Where a line contains the word "JSON", copy that line.

Data excerpts
==*==

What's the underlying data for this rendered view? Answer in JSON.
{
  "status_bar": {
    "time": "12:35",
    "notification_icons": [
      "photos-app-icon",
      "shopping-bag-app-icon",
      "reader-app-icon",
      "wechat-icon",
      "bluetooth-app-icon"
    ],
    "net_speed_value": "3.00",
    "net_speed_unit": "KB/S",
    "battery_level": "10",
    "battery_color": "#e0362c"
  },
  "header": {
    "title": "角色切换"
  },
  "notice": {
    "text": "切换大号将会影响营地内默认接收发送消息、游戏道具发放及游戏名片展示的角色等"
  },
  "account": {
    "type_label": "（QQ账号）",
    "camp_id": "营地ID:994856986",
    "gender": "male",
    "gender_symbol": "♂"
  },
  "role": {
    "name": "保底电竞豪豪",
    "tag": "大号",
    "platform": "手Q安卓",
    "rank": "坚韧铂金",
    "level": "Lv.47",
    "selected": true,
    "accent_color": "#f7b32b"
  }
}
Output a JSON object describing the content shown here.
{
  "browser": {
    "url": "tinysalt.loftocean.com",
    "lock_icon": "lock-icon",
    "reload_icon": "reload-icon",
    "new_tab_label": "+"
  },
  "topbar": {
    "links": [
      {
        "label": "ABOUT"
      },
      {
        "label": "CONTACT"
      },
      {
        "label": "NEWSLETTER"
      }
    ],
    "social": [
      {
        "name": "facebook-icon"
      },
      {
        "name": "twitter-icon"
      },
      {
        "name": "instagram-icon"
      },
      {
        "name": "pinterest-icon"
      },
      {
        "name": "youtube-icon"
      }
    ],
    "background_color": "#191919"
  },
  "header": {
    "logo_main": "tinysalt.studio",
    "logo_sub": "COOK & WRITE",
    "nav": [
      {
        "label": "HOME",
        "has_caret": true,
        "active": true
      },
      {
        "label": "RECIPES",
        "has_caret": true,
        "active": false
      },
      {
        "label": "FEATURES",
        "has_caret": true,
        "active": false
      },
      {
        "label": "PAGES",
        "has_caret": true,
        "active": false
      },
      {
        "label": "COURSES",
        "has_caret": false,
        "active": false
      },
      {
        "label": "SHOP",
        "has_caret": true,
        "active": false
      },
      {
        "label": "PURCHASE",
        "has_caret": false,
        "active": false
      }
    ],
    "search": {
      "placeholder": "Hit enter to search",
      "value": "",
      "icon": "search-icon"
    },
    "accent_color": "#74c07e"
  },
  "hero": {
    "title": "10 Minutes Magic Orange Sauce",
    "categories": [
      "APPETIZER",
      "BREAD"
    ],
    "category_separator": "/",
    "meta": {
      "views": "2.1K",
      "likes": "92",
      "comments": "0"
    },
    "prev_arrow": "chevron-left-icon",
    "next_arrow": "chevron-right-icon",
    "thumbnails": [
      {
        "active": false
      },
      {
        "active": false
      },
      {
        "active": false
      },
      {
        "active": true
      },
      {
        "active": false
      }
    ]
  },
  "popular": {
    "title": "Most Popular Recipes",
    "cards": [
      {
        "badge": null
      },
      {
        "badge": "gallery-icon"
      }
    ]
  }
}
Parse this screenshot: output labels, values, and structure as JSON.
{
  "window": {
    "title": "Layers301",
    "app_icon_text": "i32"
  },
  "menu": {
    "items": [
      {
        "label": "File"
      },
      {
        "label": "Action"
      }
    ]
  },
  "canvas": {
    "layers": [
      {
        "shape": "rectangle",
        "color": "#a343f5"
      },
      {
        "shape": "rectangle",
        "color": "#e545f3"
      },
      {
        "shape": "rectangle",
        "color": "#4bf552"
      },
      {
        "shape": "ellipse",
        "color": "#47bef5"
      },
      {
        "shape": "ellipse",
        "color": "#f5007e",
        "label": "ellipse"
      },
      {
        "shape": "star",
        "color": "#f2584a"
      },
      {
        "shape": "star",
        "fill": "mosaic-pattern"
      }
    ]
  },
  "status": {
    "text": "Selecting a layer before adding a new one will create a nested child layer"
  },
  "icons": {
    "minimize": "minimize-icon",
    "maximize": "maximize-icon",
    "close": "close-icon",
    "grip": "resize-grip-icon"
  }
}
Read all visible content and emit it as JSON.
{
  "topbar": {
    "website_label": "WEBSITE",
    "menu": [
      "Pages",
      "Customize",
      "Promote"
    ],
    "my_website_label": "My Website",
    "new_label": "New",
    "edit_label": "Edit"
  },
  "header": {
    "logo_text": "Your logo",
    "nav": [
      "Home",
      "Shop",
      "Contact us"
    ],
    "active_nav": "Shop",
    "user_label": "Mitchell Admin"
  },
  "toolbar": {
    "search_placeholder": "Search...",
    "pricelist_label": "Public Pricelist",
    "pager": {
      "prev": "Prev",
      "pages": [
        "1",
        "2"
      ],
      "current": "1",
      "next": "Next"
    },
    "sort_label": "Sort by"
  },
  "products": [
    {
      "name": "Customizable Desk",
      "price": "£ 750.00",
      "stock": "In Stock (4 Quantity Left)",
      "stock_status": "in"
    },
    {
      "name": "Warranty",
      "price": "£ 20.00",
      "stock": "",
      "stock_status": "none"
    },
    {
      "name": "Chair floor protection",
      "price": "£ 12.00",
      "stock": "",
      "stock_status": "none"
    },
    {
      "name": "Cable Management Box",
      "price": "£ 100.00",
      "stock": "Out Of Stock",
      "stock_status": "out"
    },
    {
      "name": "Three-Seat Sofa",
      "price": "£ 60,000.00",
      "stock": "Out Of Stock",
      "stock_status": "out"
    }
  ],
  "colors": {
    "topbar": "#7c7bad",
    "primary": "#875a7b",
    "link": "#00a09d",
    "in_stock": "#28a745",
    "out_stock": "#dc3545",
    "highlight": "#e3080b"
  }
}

==*==

» **OUTPUT OF THE TASK**
What's the underlying data for this rendered view? Answer in JSON.
Output a JSON object describing the content shown here.
Parse this screenshot: output labels, values, and structure as JSON.
Read all visible content and emit it as JSON.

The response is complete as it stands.